- _Goal_
Report how many lines of these entries hold the string "Niska"; reply with the number alone.

- _Dataset rows_
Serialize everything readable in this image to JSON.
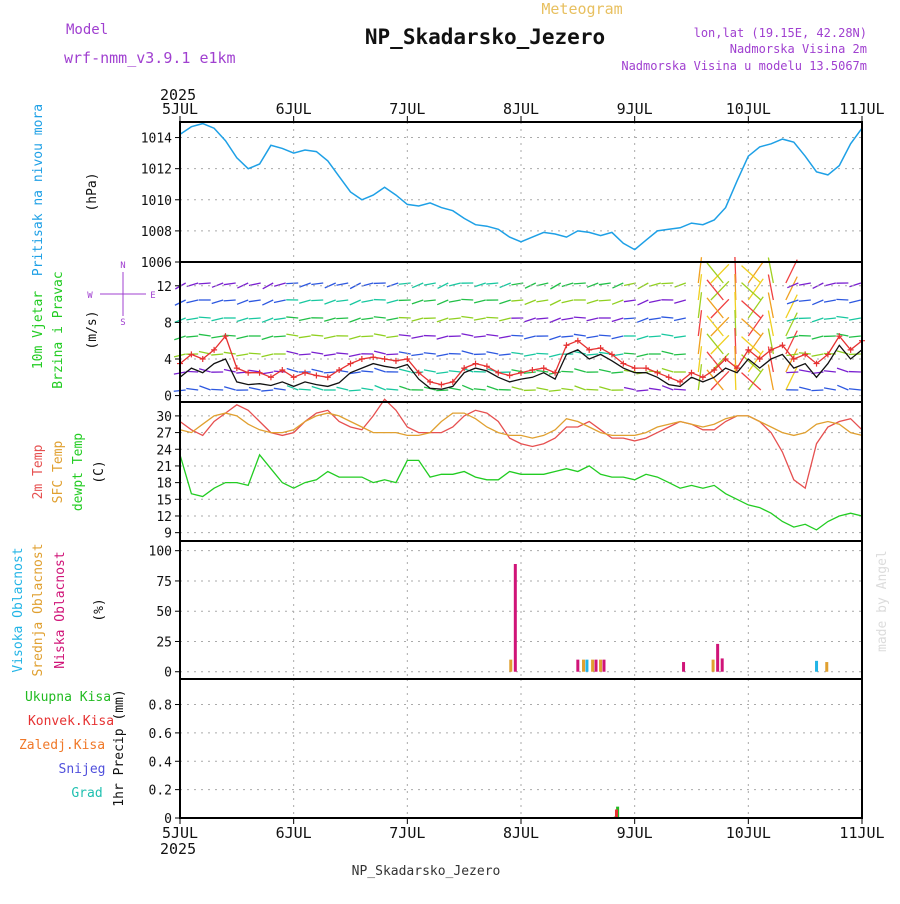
{
  "header": {
    "model_label": "Model",
    "model_name": "wrf-nmm_v3.9.1 e1km",
    "chart_kind": "Meteogram",
    "station": "NP_Skadarsko_Jezero",
    "coords": "lon,lat (19.15E, 42.28N)",
    "altitude": "Nadmorska Visina 2m",
    "model_altitude": "Nadmorska Visina u modelu 13.5067m",
    "year": "2025",
    "footer_station": "NP_Skadarsko_Jezero",
    "credit": "made by Angel"
  },
  "colors": {
    "pressure": "#1ea0e6",
    "wind_speed": "#111111",
    "gust": "#e63232",
    "temp2m": "#e65050",
    "sfc_temp": "#e0a030",
    "dewpoint": "#22cc22",
    "high_cloud": "#22b4e6",
    "mid_cloud": "#e0a030",
    "low_cloud": "#d01478",
    "total_rain": "#22bb22",
    "conv_rain": "#e63232",
    "freezing_rain": "#f07828",
    "snow": "#5050dc",
    "hail": "#20c0b0",
    "title": "#111111",
    "purple": "#a040d0"
  },
  "chart_data": [
    {
      "panel": "pressure",
      "type": "line",
      "ylabel": [
        "Pritisak na nivou mora",
        "(hPa)"
      ],
      "yticks": [
        1006,
        1008,
        1010,
        1012,
        1014
      ],
      "ylim": [
        1006,
        1015
      ],
      "x_unit": "days since 5JUL 00UTC",
      "xticks": [
        "5JUL",
        "6JUL",
        "7JUL",
        "8JUL",
        "9JUL",
        "10JUL",
        "11JUL"
      ],
      "grid": true,
      "series": [
        {
          "name": "pressure",
          "x": [
            0,
            0.1,
            0.2,
            0.3,
            0.4,
            0.5,
            0.6,
            0.7,
            0.8,
            0.9,
            1.0,
            1.1,
            1.2,
            1.3,
            1.4,
            1.5,
            1.6,
            1.7,
            1.8,
            1.9,
            2.0,
            2.1,
            2.2,
            2.3,
            2.4,
            2.5,
            2.6,
            2.7,
            2.8,
            2.9,
            3.0,
            3.1,
            3.2,
            3.3,
            3.4,
            3.5,
            3.6,
            3.7,
            3.8,
            3.9,
            4.0,
            4.1,
            4.2,
            4.3,
            4.4,
            4.5,
            4.6,
            4.7,
            4.8,
            4.9,
            5.0,
            5.1,
            5.2,
            5.3,
            5.4,
            5.5,
            5.6,
            5.7,
            5.8,
            5.9,
            6.0
          ],
          "values": [
            1014.2,
            1014.7,
            1014.9,
            1014.6,
            1013.8,
            1012.7,
            1012.0,
            1012.3,
            1013.5,
            1013.3,
            1013.0,
            1013.2,
            1013.1,
            1012.5,
            1011.5,
            1010.5,
            1010.0,
            1010.3,
            1010.8,
            1010.3,
            1009.7,
            1009.6,
            1009.8,
            1009.5,
            1009.3,
            1008.8,
            1008.4,
            1008.3,
            1008.1,
            1007.6,
            1007.3,
            1007.6,
            1007.9,
            1007.8,
            1007.6,
            1008.0,
            1007.9,
            1007.7,
            1007.9,
            1007.2,
            1006.8,
            1007.4,
            1008.0,
            1008.1,
            1008.2,
            1008.5,
            1008.4,
            1008.7,
            1009.5,
            1011.2,
            1012.8,
            1013.4,
            1013.6,
            1013.9,
            1013.7,
            1012.8,
            1011.8,
            1011.6,
            1012.2,
            1013.6,
            1014.6
          ]
        }
      ]
    },
    {
      "panel": "wind",
      "type": "line",
      "ylabel": [
        "10m Vjetar",
        "Brzina i Pravac",
        "(m/s)"
      ],
      "compass": [
        "N",
        "E",
        "S",
        "W"
      ],
      "yticks": [
        0,
        4,
        8,
        12
      ],
      "ylim": [
        -0.7,
        14.6
      ],
      "grid": true,
      "series": [
        {
          "name": "speed",
          "x": [
            0,
            0.1,
            0.2,
            0.3,
            0.4,
            0.5,
            0.6,
            0.7,
            0.8,
            0.9,
            1.0,
            1.1,
            1.2,
            1.3,
            1.4,
            1.5,
            1.6,
            1.7,
            1.8,
            1.9,
            2.0,
            2.1,
            2.2,
            2.3,
            2.4,
            2.5,
            2.6,
            2.7,
            2.8,
            2.9,
            3.0,
            3.1,
            3.2,
            3.3,
            3.4,
            3.5,
            3.6,
            3.7,
            3.8,
            3.9,
            4.0,
            4.1,
            4.2,
            4.3,
            4.4,
            4.5,
            4.6,
            4.7,
            4.8,
            4.9,
            5.0,
            5.1,
            5.2,
            5.3,
            5.4,
            5.5,
            5.6,
            5.7,
            5.8,
            5.9,
            6.0
          ],
          "values": [
            2.0,
            3.0,
            2.5,
            3.5,
            4.0,
            1.5,
            1.2,
            1.3,
            1.1,
            1.5,
            1.0,
            1.5,
            1.2,
            1.0,
            1.4,
            2.5,
            3.0,
            3.5,
            3.2,
            3.0,
            3.4,
            1.8,
            0.8,
            0.7,
            1.0,
            2.5,
            3.0,
            2.7,
            2.0,
            1.5,
            1.8,
            2.0,
            2.5,
            1.8,
            4.5,
            5.0,
            4.0,
            4.5,
            3.8,
            3.0,
            2.5,
            2.5,
            2.0,
            1.2,
            1.0,
            2.0,
            1.5,
            2.0,
            3.0,
            2.5,
            4.0,
            3.0,
            4.0,
            4.5,
            3.0,
            3.5,
            2.0,
            3.5,
            5.5,
            4.0,
            5.0
          ]
        },
        {
          "name": "gust",
          "x": [
            0,
            0.1,
            0.2,
            0.3,
            0.4,
            0.5,
            0.6,
            0.7,
            0.8,
            0.9,
            1.0,
            1.1,
            1.2,
            1.3,
            1.4,
            1.5,
            1.6,
            1.7,
            1.8,
            1.9,
            2.0,
            2.1,
            2.2,
            2.3,
            2.4,
            2.5,
            2.6,
            2.7,
            2.8,
            2.9,
            3.0,
            3.1,
            3.2,
            3.3,
            3.4,
            3.5,
            3.6,
            3.7,
            3.8,
            3.9,
            4.0,
            4.1,
            4.2,
            4.3,
            4.4,
            4.5,
            4.6,
            4.7,
            4.8,
            4.9,
            5.0,
            5.1,
            5.2,
            5.3,
            5.4,
            5.5,
            5.6,
            5.7,
            5.8,
            5.9,
            6.0
          ],
          "values": [
            3.5,
            4.5,
            4.0,
            5.0,
            6.5,
            3.0,
            2.5,
            2.5,
            2.0,
            2.8,
            2.0,
            2.5,
            2.2,
            2.0,
            2.8,
            3.5,
            4.0,
            4.2,
            4.0,
            3.8,
            4.0,
            2.5,
            1.5,
            1.2,
            1.5,
            3.0,
            3.5,
            3.2,
            2.5,
            2.2,
            2.5,
            2.8,
            3.0,
            2.5,
            5.5,
            6.0,
            5.0,
            5.2,
            4.5,
            3.5,
            3.0,
            3.0,
            2.5,
            2.0,
            1.5,
            2.5,
            2.0,
            2.8,
            4.0,
            3.0,
            5.0,
            4.0,
            5.0,
            5.5,
            4.0,
            4.5,
            3.5,
            4.5,
            6.5,
            5.0,
            6.0
          ]
        }
      ]
    },
    {
      "panel": "temperature",
      "type": "line",
      "ylabel": [
        "2m Temp",
        "SFC Temp",
        "dewpt Temp",
        "(C)"
      ],
      "yticks": [
        9,
        12,
        15,
        18,
        21,
        24,
        27,
        30
      ],
      "ylim": [
        7.5,
        32.5
      ],
      "grid": true,
      "series": [
        {
          "name": "2m Temp",
          "x": [
            0,
            0.1,
            0.2,
            0.3,
            0.4,
            0.5,
            0.6,
            0.7,
            0.8,
            0.9,
            1.0,
            1.1,
            1.2,
            1.3,
            1.4,
            1.5,
            1.6,
            1.7,
            1.8,
            1.9,
            2.0,
            2.1,
            2.2,
            2.3,
            2.4,
            2.5,
            2.6,
            2.7,
            2.8,
            2.9,
            3.0,
            3.1,
            3.2,
            3.3,
            3.4,
            3.5,
            3.6,
            3.7,
            3.8,
            3.9,
            4.0,
            4.1,
            4.2,
            4.3,
            4.4,
            4.5,
            4.6,
            4.7,
            4.8,
            4.9,
            5.0,
            5.1,
            5.2,
            5.3,
            5.4,
            5.5,
            5.6,
            5.7,
            5.8,
            5.9,
            6.0
          ],
          "values": [
            29,
            27.5,
            26.5,
            29,
            30.5,
            32,
            31,
            29,
            27,
            26.5,
            27,
            29,
            30.5,
            31,
            29,
            28,
            27.5,
            30,
            33,
            31,
            28,
            27,
            27,
            27,
            28,
            30,
            31,
            30.5,
            29,
            26,
            25,
            24.5,
            25,
            26,
            28,
            28,
            29,
            27.5,
            26,
            26,
            25.5,
            26,
            27,
            28,
            29,
            28.5,
            27.5,
            27.5,
            29,
            30,
            30,
            29,
            27,
            23.5,
            18.5,
            17,
            25,
            28,
            29,
            29.5,
            27.5
          ]
        },
        {
          "name": "SFC Temp",
          "x": [
            0,
            0.1,
            0.2,
            0.3,
            0.4,
            0.5,
            0.6,
            0.7,
            0.8,
            0.9,
            1.0,
            1.1,
            1.2,
            1.3,
            1.4,
            1.5,
            1.6,
            1.7,
            1.8,
            1.9,
            2.0,
            2.1,
            2.2,
            2.3,
            2.4,
            2.5,
            2.6,
            2.7,
            2.8,
            2.9,
            3.0,
            3.1,
            3.2,
            3.3,
            3.4,
            3.5,
            3.6,
            3.7,
            3.8,
            3.9,
            4.0,
            4.1,
            4.2,
            4.3,
            4.4,
            4.5,
            4.6,
            4.7,
            4.8,
            4.9,
            5.0,
            5.1,
            5.2,
            5.3,
            5.4,
            5.5,
            5.6,
            5.7,
            5.8,
            5.9,
            6.0
          ],
          "values": [
            27.5,
            27,
            28.5,
            30,
            30.5,
            30,
            28.5,
            27.5,
            27,
            27,
            27.5,
            29,
            30,
            30.5,
            30,
            29,
            28,
            27,
            27,
            27,
            26.5,
            26.5,
            27,
            29,
            30.5,
            30.5,
            29.5,
            28,
            27,
            26.5,
            26.5,
            26,
            26.5,
            27.5,
            29.5,
            29,
            28,
            27,
            26.5,
            26.5,
            26.5,
            27,
            28,
            28.5,
            29,
            28.5,
            28,
            28.5,
            29.5,
            30,
            30,
            29,
            28,
            27,
            26.5,
            27,
            28.5,
            29,
            28.5,
            27,
            26.5
          ]
        },
        {
          "name": "dewpt Temp",
          "x": [
            0,
            0.1,
            0.2,
            0.3,
            0.4,
            0.5,
            0.6,
            0.7,
            0.8,
            0.9,
            1.0,
            1.1,
            1.2,
            1.3,
            1.4,
            1.5,
            1.6,
            1.7,
            1.8,
            1.9,
            2.0,
            2.1,
            2.2,
            2.3,
            2.4,
            2.5,
            2.6,
            2.7,
            2.8,
            2.9,
            3.0,
            3.1,
            3.2,
            3.3,
            3.4,
            3.5,
            3.6,
            3.7,
            3.8,
            3.9,
            4.0,
            4.1,
            4.2,
            4.3,
            4.4,
            4.5,
            4.6,
            4.7,
            4.8,
            4.9,
            5.0,
            5.1,
            5.2,
            5.3,
            5.4,
            5.5,
            5.6,
            5.7,
            5.8,
            5.9,
            6.0
          ],
          "values": [
            23,
            16,
            15.5,
            17,
            18,
            18,
            17.5,
            23,
            20.5,
            18,
            17,
            18,
            18.5,
            20,
            19,
            19,
            19,
            18,
            18.5,
            18,
            22,
            22,
            19,
            19.5,
            19.5,
            20,
            19,
            18.5,
            18.5,
            20,
            19.5,
            19.5,
            19.5,
            20,
            20.5,
            20,
            21,
            19.5,
            19,
            19,
            18.5,
            19.5,
            19,
            18,
            17,
            17.5,
            17,
            17.5,
            16,
            15,
            14,
            13.5,
            12.5,
            11,
            10,
            10.5,
            9.5,
            11,
            12,
            12.5,
            12
          ]
        }
      ]
    },
    {
      "panel": "clouds",
      "type": "bar",
      "ylabel": [
        "Visoka Oblacnost",
        "Srednja Oblacnost",
        "Niska Oblacnost",
        "(%)"
      ],
      "yticks": [
        0,
        25,
        50,
        75,
        100
      ],
      "ylim": [
        -6,
        108
      ],
      "grid": true,
      "series": [
        {
          "name": "Niska Oblacnost",
          "x": [
            2.95,
            3.5,
            3.66,
            3.73,
            4.43,
            4.73,
            4.77
          ],
          "values": [
            89,
            10,
            10,
            10,
            8,
            23,
            11
          ]
        },
        {
          "name": "Srednja Oblacnost",
          "x": [
            2.91,
            3.55,
            3.63,
            3.7,
            4.69,
            5.69
          ],
          "values": [
            10,
            10,
            10,
            10,
            10,
            8
          ]
        },
        {
          "name": "Visoka Oblacnost",
          "x": [
            3.58,
            5.6
          ],
          "values": [
            10,
            9
          ]
        }
      ]
    },
    {
      "panel": "precipitation",
      "type": "bar",
      "ylabel": [
        "Ukupna Kisa",
        "Konvek.Kisa",
        "Zaledj.Kisa",
        "Snijeg",
        "Grad",
        "1hr Precip (mm)"
      ],
      "yticks": [
        0,
        0.2,
        0.4,
        0.6,
        0.8
      ],
      "ylim": [
        0,
        0.98
      ],
      "grid": true,
      "series": [
        {
          "name": "Ukupna Kisa",
          "x": [
            3.83,
            3.85
          ],
          "values": [
            0.01,
            0.08
          ]
        },
        {
          "name": "Konvek.Kisa",
          "x": [
            3.84
          ],
          "values": [
            0.06
          ]
        }
      ]
    }
  ]
}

- _The completed task_
2